Exercise prompt
Where a line below holds the string "реформування", copy that line.

Given records
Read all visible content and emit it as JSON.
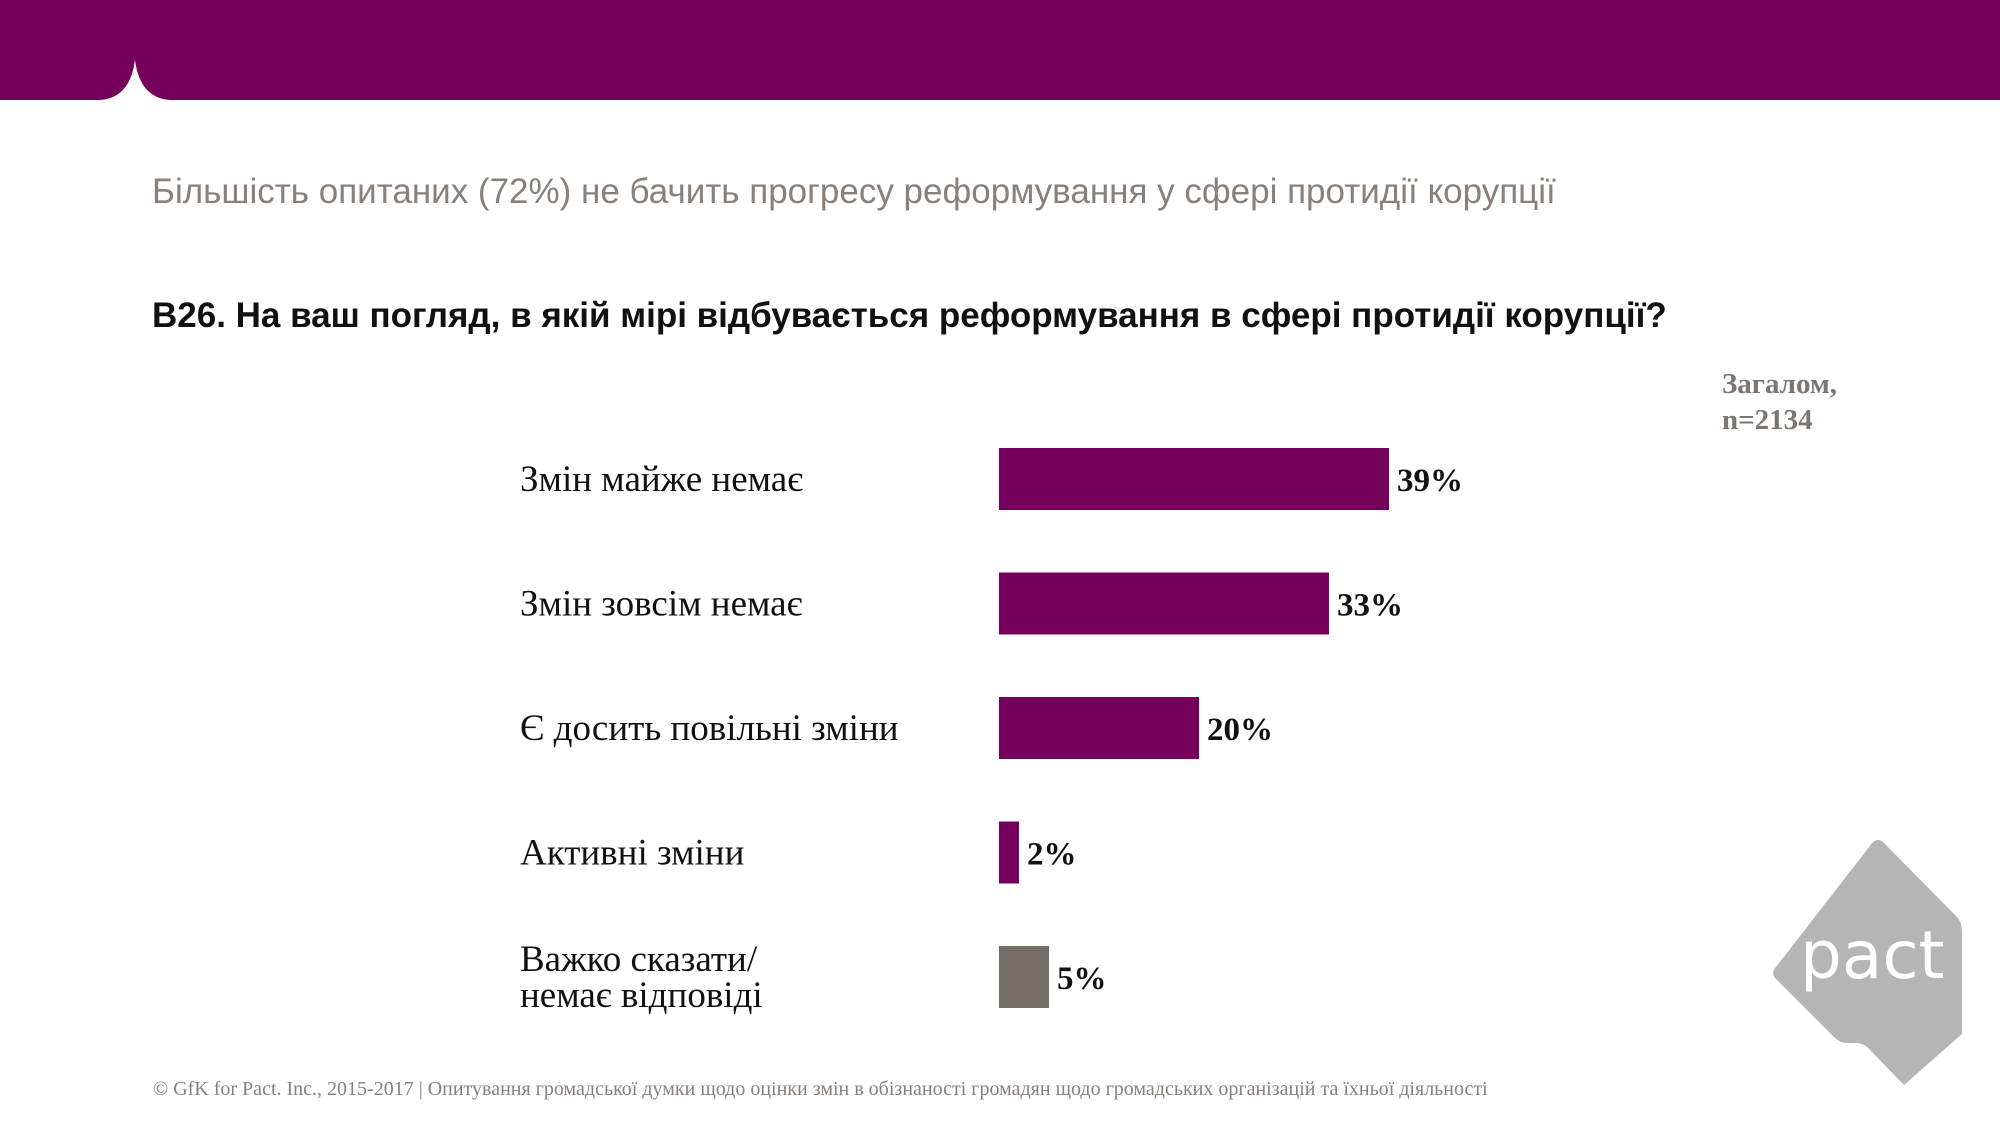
{
  "slide": {
    "subtitle": "Більшість опитаних (72%) не бачить прогресу реформування у сфері протидії корупції",
    "question": "B26. На ваш погляд, в якій мірі відбувається реформування  в сфері протидії корупції?",
    "sample_line1": "Загалом,",
    "sample_line2": "n=2134",
    "footer": "© GfK for Pact. Inc., 2015-2017 | Опитування громадської думки щодо оцінки змін в обізнаності громадян щодо громадських організацій та їхньої діяльності",
    "logo_text": "pact",
    "colors": {
      "banner": "#75005c",
      "bar": "#75005c",
      "bar_other": "#766c68",
      "logo": "#b5b5b5"
    }
  },
  "chart_data": {
    "type": "bar",
    "orientation": "horizontal",
    "categories": [
      [
        "Змін майже немає"
      ],
      [
        "Змін зовсім немає"
      ],
      [
        "Є досить повільні зміни"
      ],
      [
        "Активні зміни"
      ],
      [
        "Важко сказати/",
        "немає відповіді"
      ]
    ],
    "values": [
      39,
      33,
      20,
      2,
      5
    ],
    "value_labels": [
      "39%",
      "33%",
      "20%",
      "2%",
      "5%"
    ],
    "bar_colors": [
      "#75005c",
      "#75005c",
      "#75005c",
      "#75005c",
      "#766c68"
    ],
    "xlim": [
      0,
      100
    ],
    "grid": false,
    "legend": "none"
  }
}
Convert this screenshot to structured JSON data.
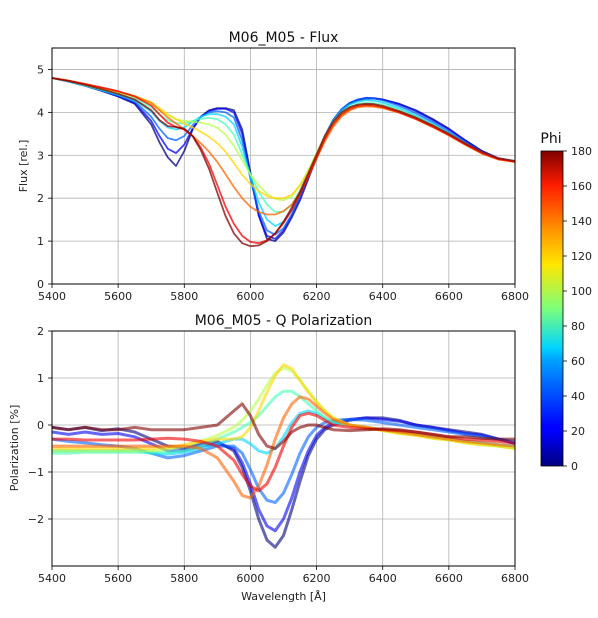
{
  "chart_data": [
    {
      "type": "line",
      "title": "M06_M05 - Flux",
      "xlabel": "",
      "ylabel": "Flux [rel.]",
      "xlim": [
        5400,
        6800
      ],
      "ylim": [
        0,
        5.5
      ],
      "xticks": [
        "5400",
        "5600",
        "5800",
        "6000",
        "6200",
        "6400",
        "6600",
        "6800"
      ],
      "yticks": [
        "0",
        "1",
        "2",
        "3",
        "4",
        "5"
      ],
      "grid": true,
      "x": [
        5400,
        5450,
        5500,
        5550,
        5600,
        5650,
        5700,
        5725,
        5750,
        5775,
        5800,
        5825,
        5850,
        5875,
        5900,
        5925,
        5950,
        5975,
        6000,
        6025,
        6050,
        6075,
        6100,
        6125,
        6150,
        6175,
        6200,
        6225,
        6250,
        6275,
        6300,
        6325,
        6350,
        6375,
        6400,
        6450,
        6500,
        6550,
        6600,
        6650,
        6700,
        6750,
        6800
      ],
      "series": [
        {
          "phi": 0,
          "values": [
            4.8,
            4.72,
            4.62,
            4.5,
            4.37,
            4.2,
            3.72,
            3.3,
            2.95,
            2.75,
            3.1,
            3.6,
            3.9,
            4.05,
            4.1,
            4.1,
            4.05,
            3.6,
            2.6,
            1.6,
            1.05,
            1.0,
            1.2,
            1.55,
            1.95,
            2.45,
            2.95,
            3.4,
            3.8,
            4.05,
            4.2,
            4.28,
            4.32,
            4.32,
            4.3,
            4.2,
            4.05,
            3.85,
            3.62,
            3.35,
            3.1,
            2.92,
            2.85
          ]
        },
        {
          "phi": 20,
          "values": [
            4.8,
            4.72,
            4.62,
            4.51,
            4.38,
            4.22,
            3.8,
            3.45,
            3.15,
            3.05,
            3.25,
            3.62,
            3.9,
            4.03,
            4.08,
            4.08,
            4.0,
            3.5,
            2.5,
            1.6,
            1.12,
            1.05,
            1.25,
            1.6,
            2.0,
            2.5,
            3.0,
            3.45,
            3.82,
            4.07,
            4.22,
            4.3,
            4.34,
            4.33,
            4.3,
            4.19,
            4.03,
            3.83,
            3.6,
            3.34,
            3.1,
            2.93,
            2.86
          ]
        },
        {
          "phi": 40,
          "values": [
            4.8,
            4.72,
            4.62,
            4.51,
            4.39,
            4.25,
            3.9,
            3.62,
            3.4,
            3.35,
            3.45,
            3.7,
            3.9,
            4.0,
            4.03,
            4.0,
            3.88,
            3.35,
            2.45,
            1.7,
            1.25,
            1.15,
            1.3,
            1.62,
            2.02,
            2.52,
            3.0,
            3.45,
            3.82,
            4.07,
            4.22,
            4.3,
            4.33,
            4.32,
            4.28,
            4.15,
            3.98,
            3.78,
            3.55,
            3.3,
            3.08,
            2.92,
            2.86
          ]
        },
        {
          "phi": 60,
          "values": [
            4.8,
            4.72,
            4.62,
            4.52,
            4.41,
            4.28,
            4.02,
            3.8,
            3.65,
            3.6,
            3.65,
            3.78,
            3.9,
            3.96,
            3.96,
            3.9,
            3.72,
            3.2,
            2.5,
            1.9,
            1.5,
            1.35,
            1.45,
            1.72,
            2.1,
            2.55,
            3.02,
            3.45,
            3.8,
            4.04,
            4.18,
            4.25,
            4.28,
            4.27,
            4.23,
            4.1,
            3.93,
            3.74,
            3.52,
            3.28,
            3.07,
            2.92,
            2.86
          ]
        },
        {
          "phi": 80,
          "values": [
            4.8,
            4.73,
            4.63,
            4.53,
            4.43,
            4.32,
            4.12,
            3.95,
            3.82,
            3.75,
            3.74,
            3.8,
            3.85,
            3.87,
            3.84,
            3.72,
            3.48,
            3.02,
            2.55,
            2.15,
            1.85,
            1.68,
            1.68,
            1.85,
            2.18,
            2.6,
            3.04,
            3.45,
            3.78,
            4.0,
            4.13,
            4.2,
            4.22,
            4.21,
            4.18,
            4.06,
            3.9,
            3.71,
            3.5,
            3.27,
            3.06,
            2.92,
            2.86
          ]
        },
        {
          "phi": 100,
          "values": [
            4.8,
            4.73,
            4.64,
            4.55,
            4.46,
            4.36,
            4.2,
            4.06,
            3.93,
            3.84,
            3.8,
            3.78,
            3.76,
            3.72,
            3.64,
            3.48,
            3.22,
            2.88,
            2.55,
            2.3,
            2.1,
            1.98,
            1.95,
            2.04,
            2.3,
            2.65,
            3.05,
            3.43,
            3.74,
            3.96,
            4.09,
            4.16,
            4.18,
            4.17,
            4.14,
            4.03,
            3.87,
            3.69,
            3.48,
            3.26,
            3.06,
            2.91,
            2.85
          ]
        },
        {
          "phi": 120,
          "values": [
            4.8,
            4.74,
            4.65,
            4.57,
            4.48,
            4.38,
            4.24,
            4.1,
            3.96,
            3.84,
            3.74,
            3.65,
            3.55,
            3.43,
            3.28,
            3.08,
            2.82,
            2.55,
            2.33,
            2.17,
            2.05,
            2.0,
            2.0,
            2.08,
            2.3,
            2.62,
            3.0,
            3.38,
            3.7,
            3.93,
            4.06,
            4.13,
            4.15,
            4.14,
            4.11,
            4.0,
            3.85,
            3.67,
            3.47,
            3.25,
            3.05,
            2.91,
            2.85
          ]
        },
        {
          "phi": 140,
          "values": [
            4.8,
            4.74,
            4.66,
            4.58,
            4.49,
            4.38,
            4.22,
            4.05,
            3.88,
            3.74,
            3.6,
            3.45,
            3.28,
            3.08,
            2.84,
            2.56,
            2.26,
            2.0,
            1.8,
            1.68,
            1.62,
            1.62,
            1.7,
            1.85,
            2.12,
            2.5,
            2.92,
            3.32,
            3.66,
            3.9,
            4.04,
            4.12,
            4.14,
            4.13,
            4.1,
            3.99,
            3.84,
            3.66,
            3.46,
            3.24,
            3.04,
            2.9,
            2.84
          ]
        },
        {
          "phi": 160,
          "values": [
            4.8,
            4.74,
            4.66,
            4.58,
            4.49,
            4.37,
            4.16,
            3.95,
            3.76,
            3.66,
            3.6,
            3.45,
            3.18,
            2.8,
            2.3,
            1.8,
            1.4,
            1.12,
            0.98,
            0.95,
            1.02,
            1.18,
            1.42,
            1.72,
            2.08,
            2.5,
            2.95,
            3.38,
            3.72,
            3.95,
            4.08,
            4.15,
            4.17,
            4.16,
            4.12,
            4.0,
            3.85,
            3.67,
            3.47,
            3.25,
            3.05,
            2.91,
            2.85
          ]
        },
        {
          "phi": 180,
          "values": [
            4.8,
            4.73,
            4.64,
            4.54,
            4.43,
            4.3,
            4.05,
            3.82,
            3.68,
            3.66,
            3.62,
            3.45,
            3.12,
            2.68,
            2.12,
            1.58,
            1.18,
            0.95,
            0.88,
            0.9,
            1.0,
            1.18,
            1.45,
            1.78,
            2.15,
            2.58,
            3.02,
            3.45,
            3.78,
            4.0,
            4.12,
            4.18,
            4.2,
            4.19,
            4.15,
            4.03,
            3.88,
            3.7,
            3.5,
            3.28,
            3.08,
            2.93,
            2.87
          ]
        }
      ]
    },
    {
      "type": "line",
      "title": "M06_M05 - Q Polarization",
      "xlabel": "Wavelength [Å]",
      "ylabel": "Polarization [%]",
      "xlim": [
        5400,
        6800
      ],
      "ylim": [
        -3,
        2
      ],
      "xticks": [
        "5400",
        "5600",
        "5800",
        "6000",
        "6200",
        "6400",
        "6600",
        "6800"
      ],
      "yticks": [
        "−2",
        "−1",
        "0",
        "1",
        "2"
      ],
      "grid": true,
      "x": [
        5400,
        5450,
        5500,
        5550,
        5600,
        5650,
        5700,
        5750,
        5800,
        5850,
        5900,
        5950,
        5975,
        6000,
        6025,
        6050,
        6075,
        6100,
        6125,
        6150,
        6175,
        6200,
        6225,
        6250,
        6300,
        6350,
        6400,
        6450,
        6500,
        6550,
        6600,
        6650,
        6700,
        6750,
        6800
      ],
      "series": [
        {
          "phi": 0,
          "values": [
            -0.05,
            -0.1,
            -0.05,
            -0.12,
            -0.08,
            -0.15,
            -0.3,
            -0.45,
            -0.5,
            -0.4,
            -0.35,
            -0.55,
            -0.9,
            -1.4,
            -2.0,
            -2.45,
            -2.6,
            -2.35,
            -1.8,
            -1.2,
            -0.65,
            -0.3,
            -0.1,
            0.0,
            0.1,
            0.15,
            0.15,
            0.1,
            0.0,
            -0.05,
            -0.1,
            -0.15,
            -0.2,
            -0.3,
            -0.4
          ]
        },
        {
          "phi": 20,
          "values": [
            -0.15,
            -0.2,
            -0.15,
            -0.2,
            -0.18,
            -0.25,
            -0.4,
            -0.55,
            -0.55,
            -0.45,
            -0.4,
            -0.5,
            -0.8,
            -1.25,
            -1.8,
            -2.15,
            -2.25,
            -2.0,
            -1.55,
            -1.0,
            -0.55,
            -0.22,
            -0.05,
            0.05,
            0.12,
            0.15,
            0.12,
            0.08,
            0.0,
            -0.05,
            -0.12,
            -0.18,
            -0.22,
            -0.3,
            -0.38
          ]
        },
        {
          "phi": 40,
          "values": [
            -0.3,
            -0.35,
            -0.38,
            -0.42,
            -0.45,
            -0.5,
            -0.6,
            -0.7,
            -0.65,
            -0.55,
            -0.45,
            -0.45,
            -0.6,
            -0.95,
            -1.35,
            -1.6,
            -1.65,
            -1.45,
            -1.05,
            -0.6,
            -0.25,
            -0.05,
            0.05,
            0.1,
            0.12,
            0.1,
            0.05,
            0.0,
            -0.05,
            -0.1,
            -0.15,
            -0.2,
            -0.25,
            -0.3,
            -0.35
          ]
        },
        {
          "phi": 60,
          "values": [
            -0.55,
            -0.55,
            -0.55,
            -0.55,
            -0.55,
            -0.55,
            -0.6,
            -0.62,
            -0.58,
            -0.5,
            -0.4,
            -0.3,
            -0.3,
            -0.4,
            -0.55,
            -0.6,
            -0.5,
            -0.25,
            0.05,
            0.25,
            0.3,
            0.25,
            0.15,
            0.05,
            0.0,
            -0.05,
            -0.1,
            -0.15,
            -0.2,
            -0.25,
            -0.3,
            -0.35,
            -0.38,
            -0.42,
            -0.45
          ]
        },
        {
          "phi": 80,
          "values": [
            -0.6,
            -0.6,
            -0.58,
            -0.58,
            -0.58,
            -0.58,
            -0.58,
            -0.58,
            -0.55,
            -0.45,
            -0.3,
            -0.15,
            -0.05,
            0.05,
            0.2,
            0.4,
            0.6,
            0.72,
            0.72,
            0.6,
            0.45,
            0.3,
            0.15,
            0.05,
            0.0,
            -0.05,
            -0.1,
            -0.15,
            -0.2,
            -0.25,
            -0.3,
            -0.35,
            -0.4,
            -0.45,
            -0.48
          ]
        },
        {
          "phi": 100,
          "values": [
            -0.55,
            -0.55,
            -0.55,
            -0.55,
            -0.55,
            -0.55,
            -0.55,
            -0.52,
            -0.45,
            -0.35,
            -0.22,
            -0.05,
            0.1,
            0.3,
            0.55,
            0.85,
            1.1,
            1.22,
            1.15,
            0.95,
            0.72,
            0.5,
            0.3,
            0.15,
            0.0,
            -0.05,
            -0.12,
            -0.18,
            -0.22,
            -0.28,
            -0.32,
            -0.38,
            -0.42,
            -0.45,
            -0.5
          ]
        },
        {
          "phi": 120,
          "values": [
            -0.5,
            -0.5,
            -0.5,
            -0.5,
            -0.5,
            -0.5,
            -0.5,
            -0.48,
            -0.42,
            -0.35,
            -0.3,
            -0.3,
            -0.25,
            -0.05,
            0.3,
            0.7,
            1.05,
            1.28,
            1.2,
            0.95,
            0.7,
            0.48,
            0.3,
            0.15,
            0.0,
            -0.05,
            -0.12,
            -0.18,
            -0.22,
            -0.28,
            -0.32,
            -0.38,
            -0.42,
            -0.45,
            -0.5
          ]
        },
        {
          "phi": 140,
          "values": [
            -0.45,
            -0.45,
            -0.45,
            -0.45,
            -0.45,
            -0.45,
            -0.45,
            -0.45,
            -0.45,
            -0.5,
            -0.7,
            -1.2,
            -1.5,
            -1.55,
            -1.3,
            -0.85,
            -0.3,
            0.15,
            0.45,
            0.6,
            0.55,
            0.4,
            0.25,
            0.12,
            0.0,
            -0.05,
            -0.1,
            -0.15,
            -0.2,
            -0.25,
            -0.3,
            -0.35,
            -0.38,
            -0.42,
            -0.45
          ]
        },
        {
          "phi": 160,
          "values": [
            -0.3,
            -0.3,
            -0.32,
            -0.32,
            -0.32,
            -0.32,
            -0.3,
            -0.28,
            -0.3,
            -0.35,
            -0.45,
            -0.75,
            -1.05,
            -1.3,
            -1.4,
            -1.25,
            -0.9,
            -0.45,
            -0.05,
            0.2,
            0.25,
            0.2,
            0.1,
            0.0,
            -0.05,
            -0.08,
            -0.1,
            -0.12,
            -0.15,
            -0.2,
            -0.25,
            -0.3,
            -0.32,
            -0.35,
            -0.38
          ]
        },
        {
          "phi": 180,
          "values": [
            -0.05,
            -0.1,
            -0.05,
            -0.1,
            -0.1,
            -0.05,
            -0.1,
            -0.1,
            -0.1,
            -0.05,
            0.0,
            0.3,
            0.45,
            0.2,
            -0.2,
            -0.45,
            -0.5,
            -0.35,
            -0.15,
            -0.05,
            0.0,
            0.0,
            -0.05,
            -0.1,
            -0.12,
            -0.1,
            -0.08,
            -0.1,
            -0.15,
            -0.2,
            -0.25,
            -0.25,
            -0.28,
            -0.3,
            -0.3
          ]
        }
      ]
    }
  ],
  "colorbar": {
    "title": "Phi",
    "min": 0,
    "max": 180,
    "ticks": [
      "0",
      "20",
      "40",
      "60",
      "80",
      "100",
      "120",
      "140",
      "160",
      "180"
    ],
    "colormap": "jet"
  }
}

Solution
    "subtitle": "Більшість опитаних (72%) не бачить прогресу реформування у сфері протидії корупції",
    "question": "B26. На ваш погляд, в якій мірі відбувається реформування  в сфері протидії корупції?",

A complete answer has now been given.